▶ _The exercise_
Return the listing below verbatim. Pictures do not belong in the copy.

━━━━━ Listed entries

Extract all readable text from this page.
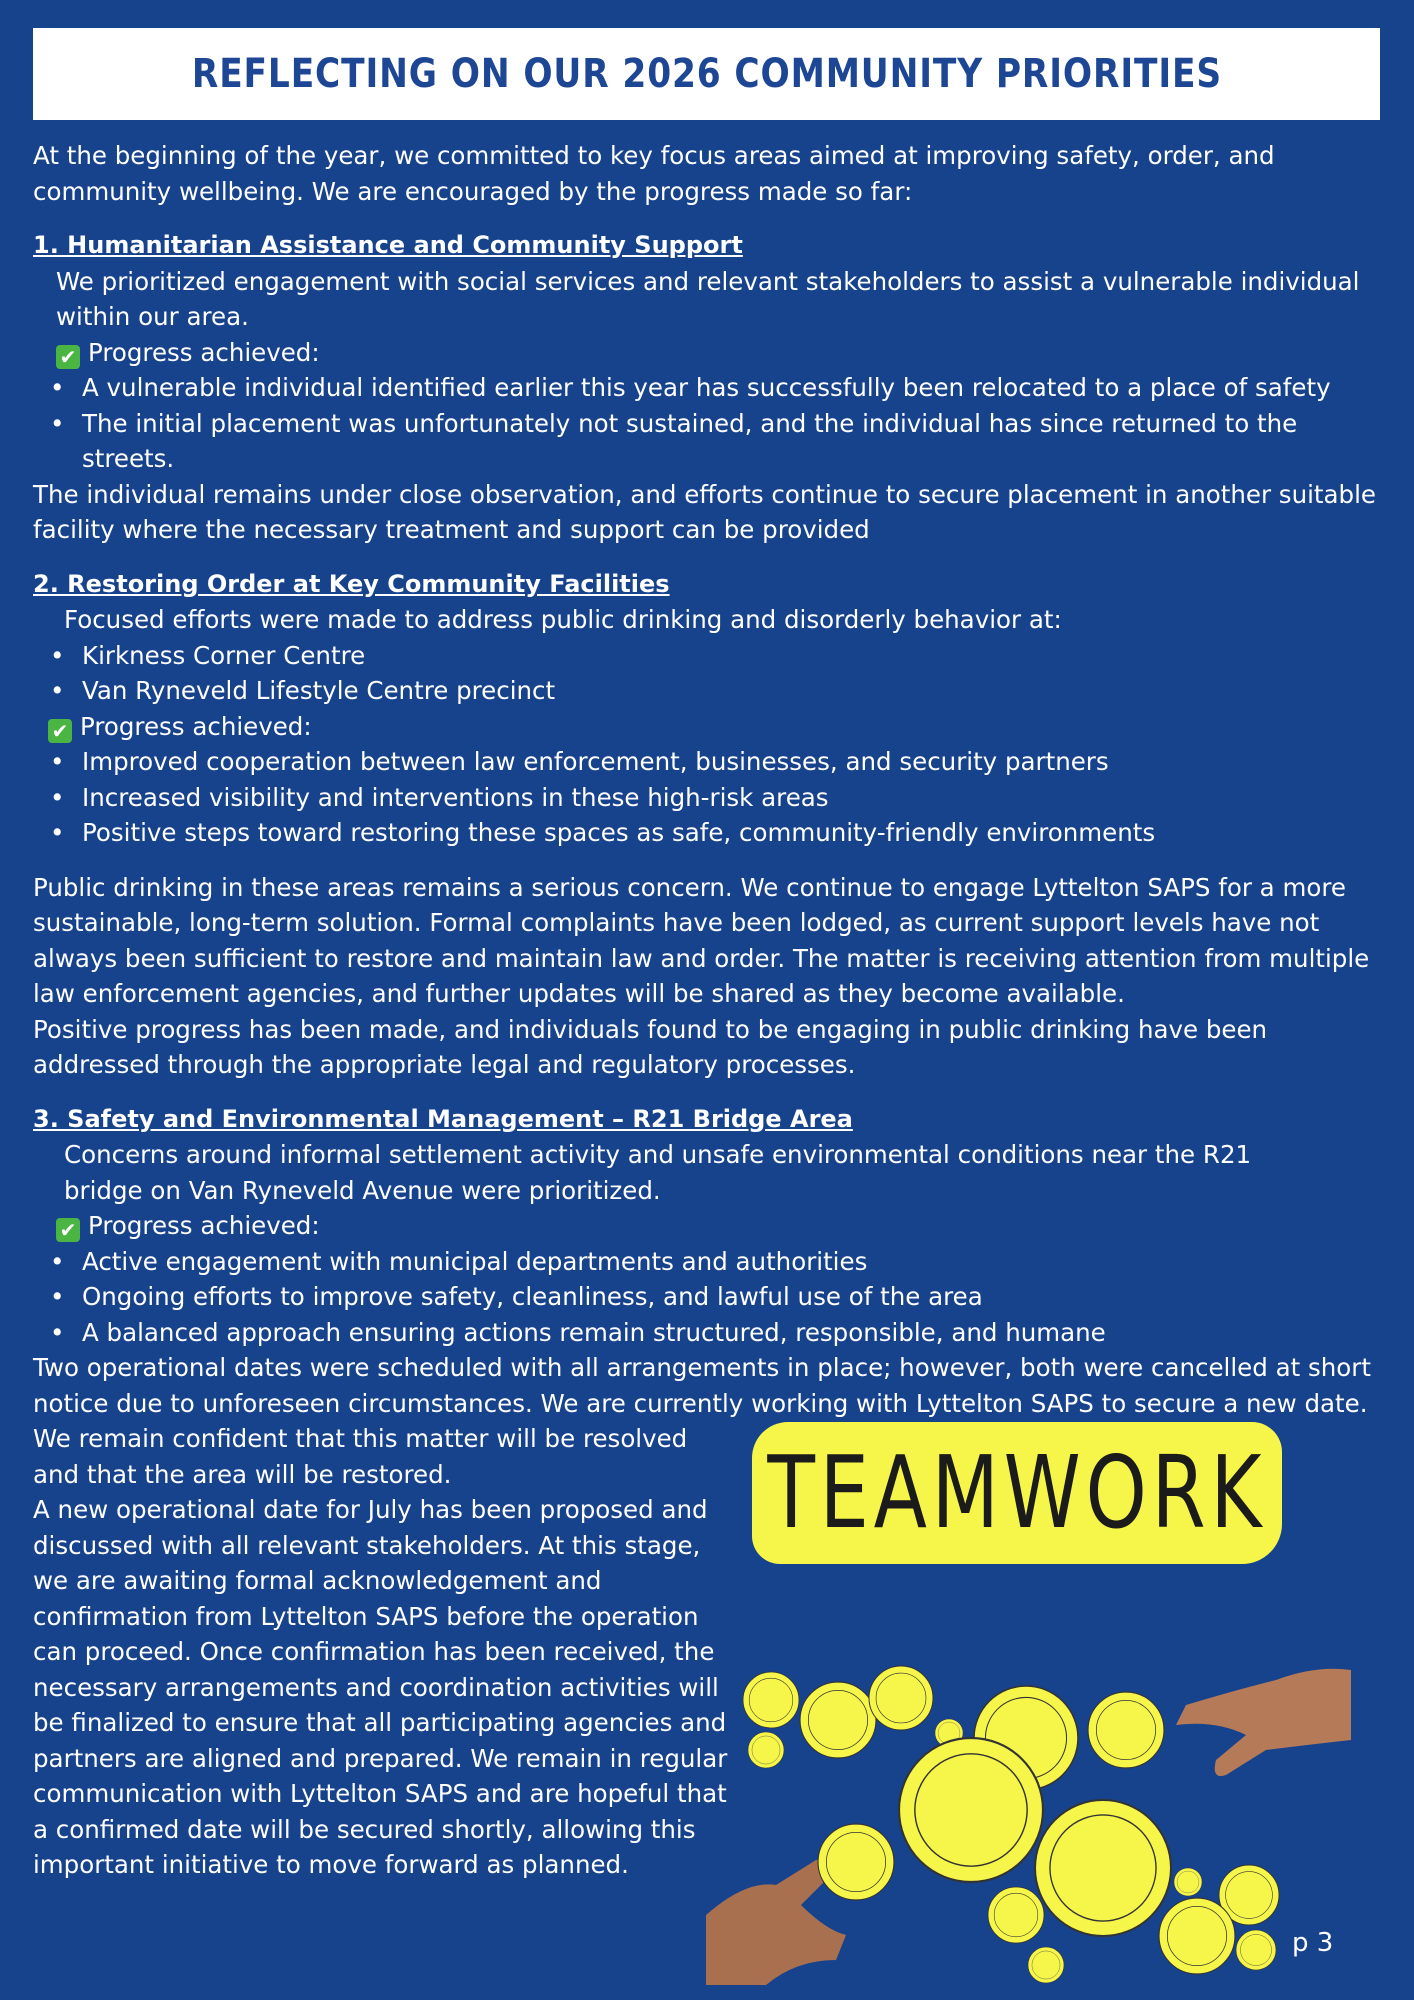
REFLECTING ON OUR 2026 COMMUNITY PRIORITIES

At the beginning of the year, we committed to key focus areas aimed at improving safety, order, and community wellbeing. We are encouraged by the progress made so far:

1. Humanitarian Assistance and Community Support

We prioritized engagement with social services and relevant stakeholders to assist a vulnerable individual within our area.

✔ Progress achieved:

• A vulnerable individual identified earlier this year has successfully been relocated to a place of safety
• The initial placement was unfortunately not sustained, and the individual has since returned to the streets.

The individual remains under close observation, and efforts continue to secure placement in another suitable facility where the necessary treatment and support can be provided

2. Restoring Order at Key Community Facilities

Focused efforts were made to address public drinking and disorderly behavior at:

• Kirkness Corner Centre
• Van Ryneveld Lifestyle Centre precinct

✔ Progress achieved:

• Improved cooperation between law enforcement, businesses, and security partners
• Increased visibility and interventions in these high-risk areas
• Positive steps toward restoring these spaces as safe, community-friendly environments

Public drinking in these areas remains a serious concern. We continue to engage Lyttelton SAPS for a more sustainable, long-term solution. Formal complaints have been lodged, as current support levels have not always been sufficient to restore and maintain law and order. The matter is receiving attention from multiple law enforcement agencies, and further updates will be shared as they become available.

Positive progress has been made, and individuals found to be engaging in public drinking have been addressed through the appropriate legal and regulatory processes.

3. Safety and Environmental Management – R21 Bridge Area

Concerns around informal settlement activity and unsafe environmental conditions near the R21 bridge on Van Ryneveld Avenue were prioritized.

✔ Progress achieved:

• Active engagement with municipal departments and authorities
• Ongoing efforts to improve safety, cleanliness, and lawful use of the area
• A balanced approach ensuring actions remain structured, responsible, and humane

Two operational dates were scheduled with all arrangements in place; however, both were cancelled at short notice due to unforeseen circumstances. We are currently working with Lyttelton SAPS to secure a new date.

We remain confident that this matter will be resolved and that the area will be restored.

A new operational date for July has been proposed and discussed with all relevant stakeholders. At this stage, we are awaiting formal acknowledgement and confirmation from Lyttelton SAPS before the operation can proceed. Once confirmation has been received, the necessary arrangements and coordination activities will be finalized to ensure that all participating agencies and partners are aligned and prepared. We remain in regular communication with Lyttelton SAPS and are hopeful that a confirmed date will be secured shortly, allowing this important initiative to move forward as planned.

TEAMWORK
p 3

━━━━━━━━━━

▶ _Finished exercise_
Extract all readable text from this page.
REFLECTING ON OUR 2026 COMMUNITY PRIORITIES

At the beginning of the year, we committed to key focus areas aimed at improving safety, order, and community wellbeing. We are encouraged by the progress made so far:

1. Humanitarian Assistance and Community Support

We prioritized engagement with social services and relevant stakeholders to assist a vulnerable individual within our area.

✔ Progress achieved:

• A vulnerable individual identified earlier this year has successfully been relocated to a place of safety
• The initial placement was unfortunately not sustained, and the individual has since returned to the streets.

The individual remains under close observation, and efforts continue to secure placement in another suitable facility where the necessary treatment and support can be provided

2. Restoring Order at Key Community Facilities

Focused efforts were made to address public drinking and disorderly behavior at:

• Kirkness Corner Centre
• Van Ryneveld Lifestyle Centre precinct

✔ Progress achieved:

• Improved cooperation between law enforcement, businesses, and security partners
• Increased visibility and interventions in these high-risk areas
• Positive steps toward restoring these spaces as safe, community-friendly environments

Public drinking in these areas remains a serious concern. We continue to engage Lyttelton SAPS for a more sustainable, long-term solution. Formal complaints have been lodged, as current support levels have not always been sufficient to restore and maintain law and order. The matter is receiving attention from multiple law enforcement agencies, and further updates will be shared as they become available.

Positive progress has been made, and individuals found to be engaging in public drinking have been addressed through the appropriate legal and regulatory processes.

3. Safety and Environmental Management – R21 Bridge Area

Concerns around informal settlement activity and unsafe environmental conditions near the R21 bridge on Van Ryneveld Avenue were prioritized.

✔ Progress achieved:

• Active engagement with municipal departments and authorities
• Ongoing efforts to improve safety, cleanliness, and lawful use of the area
• A balanced approach ensuring actions remain structured, responsible, and humane

Two operational dates were scheduled with all arrangements in place; however, both were cancelled at short notice due to unforeseen circumstances. We are currently working with Lyttelton SAPS to secure a new date.

We remain confident that this matter will be resolved and that the area will be restored.

A new operational date for July has been proposed and discussed with all relevant stakeholders. At this stage, we are awaiting formal acknowledgement and confirmation from Lyttelton SAPS before the operation can proceed. Once confirmation has been received, the necessary arrangements and coordination activities will be finalized to ensure that all participating agencies and partners are aligned and prepared. We remain in regular communication with Lyttelton SAPS and are hopeful that a confirmed date will be secured shortly, allowing this important initiative to move forward as planned.

TEAMWORK
p 3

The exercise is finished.